======== EXERCISE MATERIALS ========

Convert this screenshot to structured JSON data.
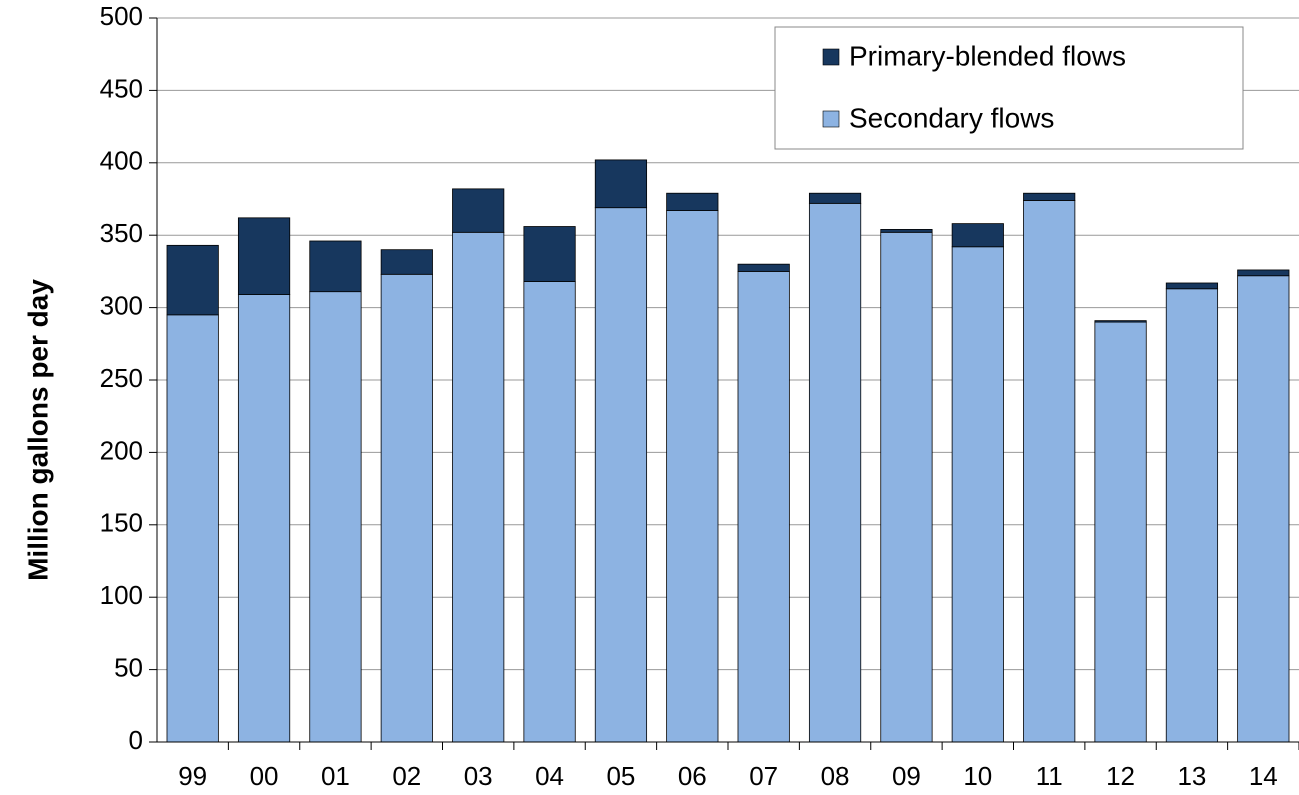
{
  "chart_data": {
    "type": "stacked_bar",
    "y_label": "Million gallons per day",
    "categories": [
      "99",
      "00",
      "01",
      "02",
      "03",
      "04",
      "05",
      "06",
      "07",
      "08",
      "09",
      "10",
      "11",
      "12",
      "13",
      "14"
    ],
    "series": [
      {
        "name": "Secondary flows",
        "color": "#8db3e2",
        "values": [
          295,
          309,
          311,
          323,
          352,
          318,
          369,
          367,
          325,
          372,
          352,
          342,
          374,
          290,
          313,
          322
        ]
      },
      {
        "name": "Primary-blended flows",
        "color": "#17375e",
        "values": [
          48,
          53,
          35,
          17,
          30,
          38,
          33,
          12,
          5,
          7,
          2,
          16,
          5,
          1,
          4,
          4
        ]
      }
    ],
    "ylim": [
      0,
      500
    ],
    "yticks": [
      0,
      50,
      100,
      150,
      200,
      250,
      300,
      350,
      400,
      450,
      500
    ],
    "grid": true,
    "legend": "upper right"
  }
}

========

*WHAT THE TASK ASKS:* Select from the material above each line in which the string "name" appears, and list those lines.

*RESPONSE TO THE EXERCISE:*
        "name": "Secondary flows",
        "name": "Primary-blended flows",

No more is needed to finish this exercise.